
  5. One of the excuses that we have, I think, is the dynamics of our everyday life. We are often so busy that we have no time to pay attention to anything besides ourselves which is absolutely fine until the time when we stop questioning the way information is presented to us. It’s not that the mainstream media never discuss the essence of the issue, it’s rather that they don’t do it as often as they should. There can be two reasons for this:

    1. Time restriction. It takes them more time to write/talk about it.
    2. Simplicity. Unfortunately, I observe that most of the mainstream media assume that people would find “Hello!” too long and hard to understand than just “Hi!”, if you know what I mean.

    A third reason, though a very unlikely one, could be that they assume that people already know about it and don’t need to read about, or listen to, it anymore. In other words, they don’t think it is as important to mention it as I do.

  6. Ahh, I don’t know anymore, Dimitar.

    I fear that we are slowly but steadily moving to the Dark Ages again. It seems to me our overindulging society is so busy and yet so comfortable, amused and entertained, that it’s close to impossible to care. It’s difficult to imagine extreme poverty and hunger while you’re throwing away food daily, supersizing portions, ordering food on the phone and texting away the money that could feed a village in Chad for a month.

### DATA SHOWN
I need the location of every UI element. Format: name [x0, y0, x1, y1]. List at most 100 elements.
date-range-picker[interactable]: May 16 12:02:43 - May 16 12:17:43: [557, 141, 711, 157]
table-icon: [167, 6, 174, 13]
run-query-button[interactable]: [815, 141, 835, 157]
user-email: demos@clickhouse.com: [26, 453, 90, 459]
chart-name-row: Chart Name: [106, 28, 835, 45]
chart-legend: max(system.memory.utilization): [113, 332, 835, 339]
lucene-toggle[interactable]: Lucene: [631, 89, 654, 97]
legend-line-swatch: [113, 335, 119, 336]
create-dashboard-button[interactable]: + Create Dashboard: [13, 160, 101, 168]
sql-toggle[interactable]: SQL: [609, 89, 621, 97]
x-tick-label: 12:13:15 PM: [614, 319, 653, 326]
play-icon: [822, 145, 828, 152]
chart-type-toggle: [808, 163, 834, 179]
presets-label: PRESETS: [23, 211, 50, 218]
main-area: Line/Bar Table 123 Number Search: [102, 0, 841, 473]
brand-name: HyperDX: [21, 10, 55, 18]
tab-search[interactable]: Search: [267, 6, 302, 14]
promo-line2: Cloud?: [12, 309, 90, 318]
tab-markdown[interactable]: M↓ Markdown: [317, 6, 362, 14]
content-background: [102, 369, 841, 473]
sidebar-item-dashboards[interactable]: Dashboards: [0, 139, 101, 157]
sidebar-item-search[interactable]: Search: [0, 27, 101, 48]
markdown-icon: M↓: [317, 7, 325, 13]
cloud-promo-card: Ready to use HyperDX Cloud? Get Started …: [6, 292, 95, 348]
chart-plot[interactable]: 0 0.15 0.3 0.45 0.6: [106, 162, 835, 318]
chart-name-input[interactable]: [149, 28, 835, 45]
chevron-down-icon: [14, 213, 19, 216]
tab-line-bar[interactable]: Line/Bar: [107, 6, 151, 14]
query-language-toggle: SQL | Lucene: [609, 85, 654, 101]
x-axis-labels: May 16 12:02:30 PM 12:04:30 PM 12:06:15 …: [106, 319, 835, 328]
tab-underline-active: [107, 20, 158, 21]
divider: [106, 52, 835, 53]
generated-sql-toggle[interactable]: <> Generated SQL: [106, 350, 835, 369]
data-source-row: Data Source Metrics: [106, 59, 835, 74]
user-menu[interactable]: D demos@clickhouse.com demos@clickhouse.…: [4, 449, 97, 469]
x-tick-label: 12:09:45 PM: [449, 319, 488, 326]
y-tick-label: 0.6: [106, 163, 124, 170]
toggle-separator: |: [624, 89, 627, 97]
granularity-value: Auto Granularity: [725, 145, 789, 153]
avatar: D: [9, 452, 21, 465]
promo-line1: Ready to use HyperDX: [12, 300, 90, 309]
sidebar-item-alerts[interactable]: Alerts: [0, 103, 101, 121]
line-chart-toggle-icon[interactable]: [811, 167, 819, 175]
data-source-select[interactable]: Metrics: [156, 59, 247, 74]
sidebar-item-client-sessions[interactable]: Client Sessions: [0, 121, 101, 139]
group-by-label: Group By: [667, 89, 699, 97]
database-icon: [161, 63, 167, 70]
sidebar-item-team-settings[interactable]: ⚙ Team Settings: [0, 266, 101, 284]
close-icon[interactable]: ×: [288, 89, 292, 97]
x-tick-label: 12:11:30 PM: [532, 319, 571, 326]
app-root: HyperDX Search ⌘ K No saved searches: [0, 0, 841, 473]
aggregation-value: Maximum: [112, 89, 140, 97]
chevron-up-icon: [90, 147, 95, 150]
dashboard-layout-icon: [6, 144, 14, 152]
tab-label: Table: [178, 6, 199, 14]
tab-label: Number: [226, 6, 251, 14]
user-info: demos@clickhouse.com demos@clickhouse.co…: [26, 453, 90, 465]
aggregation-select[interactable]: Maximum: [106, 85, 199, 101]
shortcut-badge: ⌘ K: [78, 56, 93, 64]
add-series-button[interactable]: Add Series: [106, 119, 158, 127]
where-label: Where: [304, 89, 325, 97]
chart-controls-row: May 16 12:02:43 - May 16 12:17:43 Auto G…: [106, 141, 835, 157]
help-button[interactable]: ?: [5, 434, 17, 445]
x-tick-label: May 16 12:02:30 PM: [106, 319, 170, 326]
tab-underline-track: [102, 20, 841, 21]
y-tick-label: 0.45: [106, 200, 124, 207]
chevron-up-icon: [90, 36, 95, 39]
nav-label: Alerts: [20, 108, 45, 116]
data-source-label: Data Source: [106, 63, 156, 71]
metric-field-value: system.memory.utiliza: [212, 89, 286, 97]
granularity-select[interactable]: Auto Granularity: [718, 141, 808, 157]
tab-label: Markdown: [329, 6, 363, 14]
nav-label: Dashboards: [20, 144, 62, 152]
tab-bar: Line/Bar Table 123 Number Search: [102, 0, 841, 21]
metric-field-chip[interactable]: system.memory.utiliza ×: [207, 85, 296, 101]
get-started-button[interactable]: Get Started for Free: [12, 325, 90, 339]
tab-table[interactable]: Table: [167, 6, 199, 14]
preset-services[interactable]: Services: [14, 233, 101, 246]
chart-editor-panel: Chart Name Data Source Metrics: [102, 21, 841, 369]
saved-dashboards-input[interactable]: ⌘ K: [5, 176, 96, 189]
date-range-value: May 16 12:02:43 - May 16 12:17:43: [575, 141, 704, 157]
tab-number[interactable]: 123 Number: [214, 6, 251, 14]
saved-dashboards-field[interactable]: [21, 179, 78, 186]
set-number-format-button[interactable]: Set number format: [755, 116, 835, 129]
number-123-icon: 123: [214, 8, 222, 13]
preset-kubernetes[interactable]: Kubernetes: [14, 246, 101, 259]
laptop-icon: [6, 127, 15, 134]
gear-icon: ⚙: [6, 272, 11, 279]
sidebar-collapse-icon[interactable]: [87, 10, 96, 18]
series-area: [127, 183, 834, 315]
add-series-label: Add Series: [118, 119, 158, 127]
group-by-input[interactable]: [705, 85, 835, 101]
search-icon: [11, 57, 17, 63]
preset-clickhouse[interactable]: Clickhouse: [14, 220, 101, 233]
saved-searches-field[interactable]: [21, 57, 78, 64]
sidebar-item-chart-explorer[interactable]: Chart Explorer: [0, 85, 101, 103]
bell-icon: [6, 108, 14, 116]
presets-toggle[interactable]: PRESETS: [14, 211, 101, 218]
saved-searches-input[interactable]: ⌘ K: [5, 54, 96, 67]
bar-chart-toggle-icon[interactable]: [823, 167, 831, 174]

### INSTRUCTIONS
1. In the excerpt on mainstream media, list every activity the writer names in the final sentence as something people do while finding it difficult to imagine extreme poverty and hunger.
2. Render this sentence from the excerpt on mainstream media in Spanish: "It’s not that the mainstream media never discuss the essence of the issue, it’s rather that they don’t do it as often as they should."
3. Extend the excerpt on mainstream media with a few more sentences that pick up right after its final sentence.

### TASK-BY-TASK RESULTS
1.
- Throwing away food daily
- Supersizing portions
- Ordering food on the phone
- Texting away the money that could feed a village in Chad for a month

2. No es que los medios de comunicación dominantes nunca traten el fondo del asunto, sino más bien que no lo hacen con la frecuencia con la que deberían.

3.
    Also, media is big on entertaining us, making us laughing our heads off. Well, the psychological technique is called Reciprocal inhibition and it poses that we cannot feel two opposite emotions at the same time. Naturally then, if you’re amused/laughing/(hardly happy) it would be impossible to feel concern/sadness, etc.

    I don’t buy the time restriction argument. There seems to be plenty of time to discuss trivial local issues and the contestants in reality shows. Well, of course, we only care what happens in our own backyard. And gradually, people have been desensitized to the interconnectedness between countries in every part of the world, especially in this globalized world, as you said.

    The media, I think, is right on the money to assume some people find ‘Hello’ too long. Well, it is true for a lot of the viewers. People don’t want to feel intimidated, uncomfortable or made feel stupid and while we are trying to sell this ‘feel good’ media programming, we avoid any info that may depreciate the ‘feeling good’ department. And this is no longer just valuing simplicity (I am all for it myself), but this is borderline idiotic.

    Oh, you got me now and I’ve reveled one of my biggest fears … The Dark Ages of the New Time.

  7. Speaking of Chad, Paul Collier in his book “The Bottom Billion” discusses that 99% of the money given by the Western world for renovating a Chadian hospital disappeared. Merely 1% reached the hospital. Successful projects in countries like Chad are rare, and most of the time come true if the money is not touched by a government official but is given to certain organizations such as, I would say, Heifer International.

    If that will make you feel better, I rarely throw away my food (except if it is junk, then I don’t care but I am very much mad at myself when I have to throw away rotten food or one whose date has expired) 🙂 but throwing away food is not that serious.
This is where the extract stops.